* [SET EXERCISE]:
Transcribe only the stretch of lines that opens with the line containing "Enumerate this screenshot's" and closes with the last line of the listing, skipping pictures.

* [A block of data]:

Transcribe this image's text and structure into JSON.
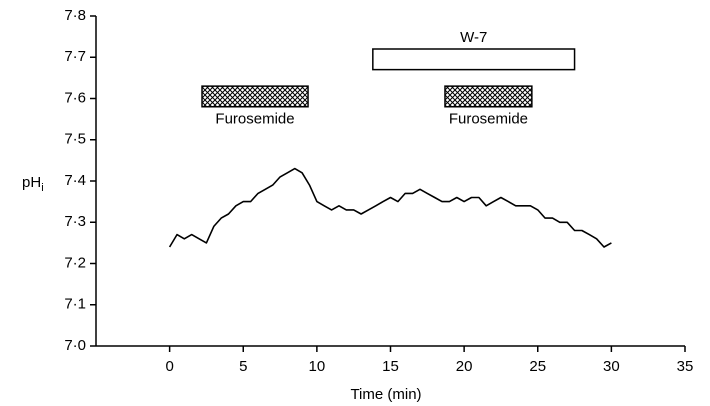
{
  "chart_data": {
    "type": "line",
    "xlabel": "Time (min)",
    "ylabel": {
      "main": "pH",
      "sub": "i"
    },
    "xlim": [
      -5,
      35
    ],
    "xticks": [
      0,
      5,
      10,
      15,
      20,
      25,
      30,
      35
    ],
    "ylim": [
      7.0,
      7.8
    ],
    "yticks": [
      {
        "value": 7.0,
        "label": "7·0"
      },
      {
        "value": 7.1,
        "label": "7·1"
      },
      {
        "value": 7.2,
        "label": "7·2"
      },
      {
        "value": 7.3,
        "label": "7·3"
      },
      {
        "value": 7.4,
        "label": "7·4"
      },
      {
        "value": 7.5,
        "label": "7·5"
      },
      {
        "value": 7.6,
        "label": "7·6"
      },
      {
        "value": 7.7,
        "label": "7·7"
      },
      {
        "value": 7.8,
        "label": "7·8"
      }
    ],
    "color": "#000000",
    "x": [
      0,
      0.5,
      1,
      1.5,
      2,
      2.5,
      3,
      3.5,
      4,
      4.5,
      5,
      5.5,
      6,
      6.5,
      7,
      7.5,
      8,
      8.5,
      9,
      9.5,
      10,
      10.5,
      11,
      11.5,
      12,
      12.5,
      13,
      13.5,
      14,
      14.5,
      15,
      15.5,
      16,
      16.5,
      17,
      17.5,
      18,
      18.5,
      19,
      19.5,
      20,
      20.5,
      21,
      21.5,
      22,
      22.5,
      23,
      23.5,
      24,
      24.5,
      25,
      25.5,
      26,
      26.5,
      27,
      27.5,
      28,
      28.5,
      29,
      29.5,
      30
    ],
    "values": [
      7.24,
      7.27,
      7.26,
      7.27,
      7.26,
      7.25,
      7.29,
      7.31,
      7.32,
      7.34,
      7.35,
      7.35,
      7.37,
      7.38,
      7.39,
      7.41,
      7.42,
      7.43,
      7.42,
      7.39,
      7.35,
      7.34,
      7.33,
      7.34,
      7.33,
      7.33,
      7.32,
      7.33,
      7.34,
      7.35,
      7.36,
      7.35,
      7.37,
      7.37,
      7.38,
      7.37,
      7.36,
      7.35,
      7.35,
      7.36,
      7.35,
      7.36,
      7.36,
      7.34,
      7.35,
      7.36,
      7.35,
      7.34,
      7.34,
      7.34,
      7.33,
      7.31,
      7.31,
      7.3,
      7.3,
      7.28,
      7.28,
      7.27,
      7.26,
      7.24,
      7.25
    ],
    "treatments": [
      {
        "label": "Furosemide",
        "start": 2.2,
        "end": 9.4,
        "ylow": 7.58,
        "yhigh": 7.63,
        "fill": "hatch",
        "label_pos": "below"
      },
      {
        "label": "W-7",
        "start": 13.8,
        "end": 27.5,
        "ylow": 7.67,
        "yhigh": 7.72,
        "fill": "open",
        "label_pos": "above"
      },
      {
        "label": "Furosemide",
        "start": 18.7,
        "end": 24.6,
        "ylow": 7.58,
        "yhigh": 7.63,
        "fill": "hatch",
        "label_pos": "below"
      }
    ]
  }
}
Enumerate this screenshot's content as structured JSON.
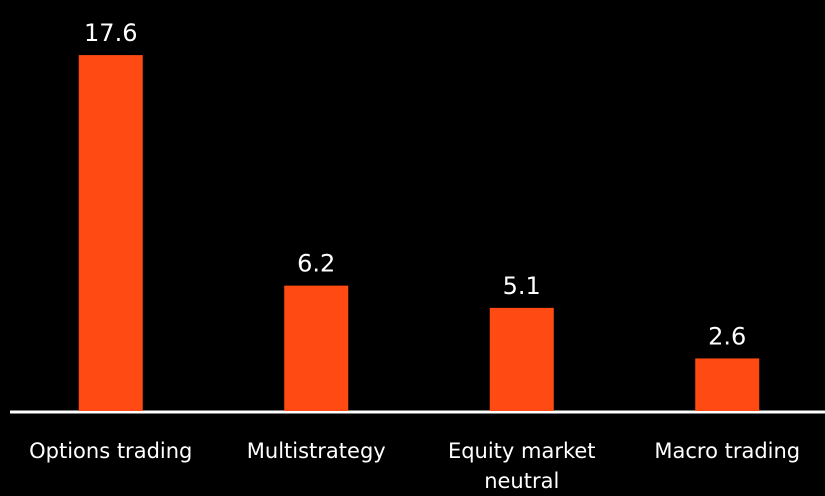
{
  "chart_data": {
    "type": "bar",
    "categories": [
      "Options trading",
      "Multistrategy",
      "Equity market neutral",
      "Macro trading"
    ],
    "values": [
      17.6,
      6.2,
      5.1,
      2.6
    ],
    "color": "#ff4a14",
    "ylim": [
      0,
      18
    ]
  }
}
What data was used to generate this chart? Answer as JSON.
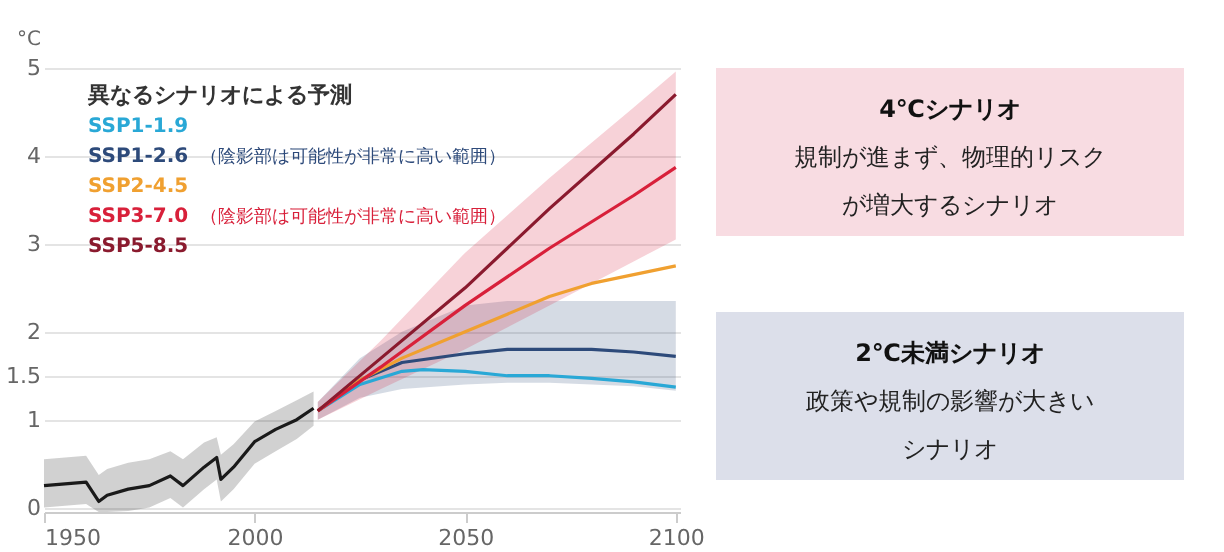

* [TASK ANSWER]:
Enumerate this screenshot's content as structured JSON.
{
  "chart_data": {
    "type": "bar",
    "categories": [
      "Options trading",
      "Multistrategy",
      "Equity market neutral",
      "Macro trading"
    ],
    "values": [
      17.6,
      6.2,
      5.1,
      2.6
    ],
    "color": "#ff4a14",
    "ylim": [
      0,
      18
    ]
  }
}
What data was used to generate this chart? Answer as JSON.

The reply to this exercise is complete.